[Extracted data entries]
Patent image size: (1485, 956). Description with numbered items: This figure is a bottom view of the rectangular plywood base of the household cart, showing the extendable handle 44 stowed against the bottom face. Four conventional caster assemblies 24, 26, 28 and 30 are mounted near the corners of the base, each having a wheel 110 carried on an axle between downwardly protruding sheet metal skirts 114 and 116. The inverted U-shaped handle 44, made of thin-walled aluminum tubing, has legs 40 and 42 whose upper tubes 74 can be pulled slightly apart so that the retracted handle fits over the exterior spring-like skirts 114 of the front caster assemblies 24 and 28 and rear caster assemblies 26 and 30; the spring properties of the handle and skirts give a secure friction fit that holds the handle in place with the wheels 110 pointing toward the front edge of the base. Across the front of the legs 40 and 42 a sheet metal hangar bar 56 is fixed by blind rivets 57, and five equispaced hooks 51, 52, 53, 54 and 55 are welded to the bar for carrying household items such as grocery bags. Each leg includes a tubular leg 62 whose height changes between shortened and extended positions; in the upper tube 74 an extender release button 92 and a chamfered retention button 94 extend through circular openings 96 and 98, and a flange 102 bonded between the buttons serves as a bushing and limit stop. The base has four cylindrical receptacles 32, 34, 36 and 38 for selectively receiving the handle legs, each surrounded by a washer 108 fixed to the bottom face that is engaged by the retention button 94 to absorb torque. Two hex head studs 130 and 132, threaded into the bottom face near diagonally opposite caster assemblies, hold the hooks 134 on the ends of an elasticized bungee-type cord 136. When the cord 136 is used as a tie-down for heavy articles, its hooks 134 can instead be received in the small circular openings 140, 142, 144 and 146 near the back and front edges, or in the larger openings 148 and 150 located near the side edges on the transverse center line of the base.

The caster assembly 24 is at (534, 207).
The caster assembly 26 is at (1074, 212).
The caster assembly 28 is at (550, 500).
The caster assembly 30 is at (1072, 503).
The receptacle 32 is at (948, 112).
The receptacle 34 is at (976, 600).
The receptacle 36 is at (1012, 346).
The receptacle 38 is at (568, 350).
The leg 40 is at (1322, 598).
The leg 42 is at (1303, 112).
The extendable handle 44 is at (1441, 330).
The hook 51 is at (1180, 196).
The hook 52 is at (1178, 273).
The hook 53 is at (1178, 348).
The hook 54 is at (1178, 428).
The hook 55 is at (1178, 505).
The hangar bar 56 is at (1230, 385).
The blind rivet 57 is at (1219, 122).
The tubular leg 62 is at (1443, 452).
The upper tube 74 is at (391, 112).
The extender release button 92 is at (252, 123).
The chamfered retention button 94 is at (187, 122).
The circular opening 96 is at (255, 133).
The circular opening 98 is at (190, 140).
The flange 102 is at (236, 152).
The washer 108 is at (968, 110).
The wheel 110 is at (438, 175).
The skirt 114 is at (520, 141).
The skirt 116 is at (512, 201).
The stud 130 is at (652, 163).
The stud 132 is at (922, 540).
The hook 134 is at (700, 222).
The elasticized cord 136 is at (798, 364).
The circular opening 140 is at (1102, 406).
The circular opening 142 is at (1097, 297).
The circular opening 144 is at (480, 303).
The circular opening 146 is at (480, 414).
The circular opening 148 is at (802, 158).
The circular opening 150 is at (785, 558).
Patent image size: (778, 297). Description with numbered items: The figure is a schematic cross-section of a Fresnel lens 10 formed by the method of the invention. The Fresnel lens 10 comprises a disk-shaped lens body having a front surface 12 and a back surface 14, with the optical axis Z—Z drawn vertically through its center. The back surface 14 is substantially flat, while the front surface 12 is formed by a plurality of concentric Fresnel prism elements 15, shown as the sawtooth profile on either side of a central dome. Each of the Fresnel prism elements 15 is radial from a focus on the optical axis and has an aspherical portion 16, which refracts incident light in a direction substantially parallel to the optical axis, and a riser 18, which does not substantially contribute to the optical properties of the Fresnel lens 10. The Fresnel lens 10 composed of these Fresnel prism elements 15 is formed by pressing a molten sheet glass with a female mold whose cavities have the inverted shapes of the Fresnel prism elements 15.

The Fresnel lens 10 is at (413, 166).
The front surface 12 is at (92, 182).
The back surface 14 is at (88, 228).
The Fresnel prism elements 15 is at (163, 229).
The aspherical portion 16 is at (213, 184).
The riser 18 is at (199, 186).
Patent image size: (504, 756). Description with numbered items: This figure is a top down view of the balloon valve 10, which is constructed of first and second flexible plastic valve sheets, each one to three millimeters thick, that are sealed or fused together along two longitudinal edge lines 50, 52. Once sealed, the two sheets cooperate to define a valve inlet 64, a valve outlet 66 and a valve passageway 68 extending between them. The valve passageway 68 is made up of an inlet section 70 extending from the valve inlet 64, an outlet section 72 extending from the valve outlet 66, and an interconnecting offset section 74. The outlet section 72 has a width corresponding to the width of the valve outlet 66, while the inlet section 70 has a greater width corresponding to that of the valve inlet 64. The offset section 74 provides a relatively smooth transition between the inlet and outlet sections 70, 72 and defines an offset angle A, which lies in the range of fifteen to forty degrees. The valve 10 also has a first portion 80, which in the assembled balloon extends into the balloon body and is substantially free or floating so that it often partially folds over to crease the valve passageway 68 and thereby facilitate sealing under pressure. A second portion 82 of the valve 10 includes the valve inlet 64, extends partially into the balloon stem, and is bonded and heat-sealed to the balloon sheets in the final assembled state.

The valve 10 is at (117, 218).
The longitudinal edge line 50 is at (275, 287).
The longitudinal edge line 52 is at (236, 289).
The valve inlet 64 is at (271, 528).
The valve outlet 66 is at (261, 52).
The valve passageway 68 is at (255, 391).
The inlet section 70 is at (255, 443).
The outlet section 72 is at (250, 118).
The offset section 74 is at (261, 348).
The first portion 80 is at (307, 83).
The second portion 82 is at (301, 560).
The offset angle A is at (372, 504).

TASK OBJECTIVE
Output the lines above verbatim, covering all of the data.

SOLUTION TO THE PROBLEM
Patent image size: (1485, 956). Description with numbered items: This figure is a bottom view of the rectangular plywood base of the household cart, showing the extendable handle 44 stowed against the bottom face. Four conventional caster assemblies 24, 26, 28 and 30 are mounted near the corners of the base, each having a wheel 110 carried on an axle between downwardly protruding sheet metal skirts 114 and 116. The inverted U-shaped handle 44, made of thin-walled aluminum tubing, has legs 40 and 42 whose upper tubes 74 can be pulled slightly apart so that the retracted handle fits over the exterior spring-like skirts 114 of the front caster assemblies 24 and 28 and rear caster assemblies 26 and 30; the spring properties of the handle and skirts give a secure friction fit that holds the handle in place with the wheels 110 pointing toward the front edge of the base. Across the front of the legs 40 and 42 a sheet metal hangar bar 56 is fixed by blind rivets 57, and five equispaced hooks 51, 52, 53, 54 and 55 are welded to the bar for carrying household items such as grocery bags. Each leg includes a tubular leg 62 whose height changes between shortened and extended positions; in the upper tube 74 an extender release button 92 and a chamfered retention button 94 extend through circular openings 96 and 98, and a flange 102 bonded between the buttons serves as a bushing and limit stop. The base has four cylindrical receptacles 32, 34, 36 and 38 for selectively receiving the handle legs, each surrounded by a washer 108 fixed to the bottom face that is engaged by the retention button 94 to absorb torque. Two hex head studs 130 and 132, threaded into the bottom face near diagonally opposite caster assemblies, hold the hooks 134 on the ends of an elasticized bungee-type cord 136. When the cord 136 is used as a tie-down for heavy articles, its hooks 134 can instead be received in the small circular openings 140, 142, 144 and 146 near the back and front edges, or in the larger openings 148 and 150 located near the side edges on the transverse center line of the base.

The caster assembly 24 is at (534, 207).
The caster assembly 26 is at (1074, 212).
The caster assembly 28 is at (550, 500).
The caster assembly 30 is at (1072, 503).
The receptacle 32 is at (948, 112).
The receptacle 34 is at (976, 600).
The receptacle 36 is at (1012, 346).
The receptacle 38 is at (568, 350).
The leg 40 is at (1322, 598).
The leg 42 is at (1303, 112).
The extendable handle 44 is at (1441, 330).
The hook 51 is at (1180, 196).
The hook 52 is at (1178, 273).
The hook 53 is at (1178, 348).
The hook 54 is at (1178, 428).
The hook 55 is at (1178, 505).
The hangar bar 56 is at (1230, 385).
The blind rivet 57 is at (1219, 122).
The tubular leg 62 is at (1443, 452).
The upper tube 74 is at (391, 112).
The extender release button 92 is at (252, 123).
The chamfered retention button 94 is at (187, 122).
The circular opening 96 is at (255, 133).
The circular opening 98 is at (190, 140).
The flange 102 is at (236, 152).
The washer 108 is at (968, 110).
The wheel 110 is at (438, 175).
The skirt 114 is at (520, 141).
The skirt 116 is at (512, 201).
The stud 130 is at (652, 163).
The stud 132 is at (922, 540).
The hook 134 is at (700, 222).
The elasticized cord 136 is at (798, 364).
The circular opening 140 is at (1102, 406).
The circular opening 142 is at (1097, 297).
The circular opening 144 is at (480, 303).
The circular opening 146 is at (480, 414).
The circular opening 148 is at (802, 158).
The circular opening 150 is at (785, 558).
Patent image size: (778, 297). Description with numbered items: The figure is a schematic cross-section of a Fresnel lens 10 formed by the method of the invention. The Fresnel lens 10 comprises a disk-shaped lens body having a front surface 12 and a back surface 14, with the optical axis Z—Z drawn vertically through its center. The back surface 14 is substantially flat, while the front surface 12 is formed by a plurality of concentric Fresnel prism elements 15, shown as the sawtooth profile on either side of a central dome. Each of the Fresnel prism elements 15 is radial from a focus on the optical axis and has an aspherical portion 16, which refracts incident light in a direction substantially parallel to the optical axis, and a riser 18, which does not substantially contribute to the optical properties of the Fresnel lens 10. The Fresnel lens 10 composed of these Fresnel prism elements 15 is formed by pressing a molten sheet glass with a female mold whose cavities have the inverted shapes of the Fresnel prism elements 15.

The Fresnel lens 10 is at (413, 166).
The front surface 12 is at (92, 182).
The back surface 14 is at (88, 228).
The Fresnel prism elements 15 is at (163, 229).
The aspherical portion 16 is at (213, 184).
The riser 18 is at (199, 186).
Patent image size: (504, 756). Description with numbered items: This figure is a top down view of the balloon valve 10, which is constructed of first and second flexible plastic valve sheets, each one to three millimeters thick, that are sealed or fused together along two longitudinal edge lines 50, 52. Once sealed, the two sheets cooperate to define a valve inlet 64, a valve outlet 66 and a valve passageway 68 extending between them. The valve passageway 68 is made up of an inlet section 70 extending from the valve inlet 64, an outlet section 72 extending from the valve outlet 66, and an interconnecting offset section 74. The outlet section 72 has a width corresponding to the width of the valve outlet 66, while the inlet section 70 has a greater width corresponding to that of the valve inlet 64. The offset section 74 provides a relatively smooth transition between the inlet and outlet sections 70, 72 and defines an offset angle A, which lies in the range of fifteen to forty degrees. The valve 10 also has a first portion 80, which in the assembled balloon extends into the balloon body and is substantially free or floating so that it often partially folds over to crease the valve passageway 68 and thereby facilitate sealing under pressure. A second portion 82 of the valve 10 includes the valve inlet 64, extends partially into the balloon stem, and is bonded and heat-sealed to the balloon sheets in the final assembled state.

The valve 10 is at (117, 218).
The longitudinal edge line 50 is at (275, 287).
The longitudinal edge line 52 is at (236, 289).
The valve inlet 64 is at (271, 528).
The valve outlet 66 is at (261, 52).
The valve passageway 68 is at (255, 391).
The inlet section 70 is at (255, 443).
The outlet section 72 is at (250, 118).
The offset section 74 is at (261, 348).
The first portion 80 is at (307, 83).
The second portion 82 is at (301, 560).
The offset angle A is at (372, 504).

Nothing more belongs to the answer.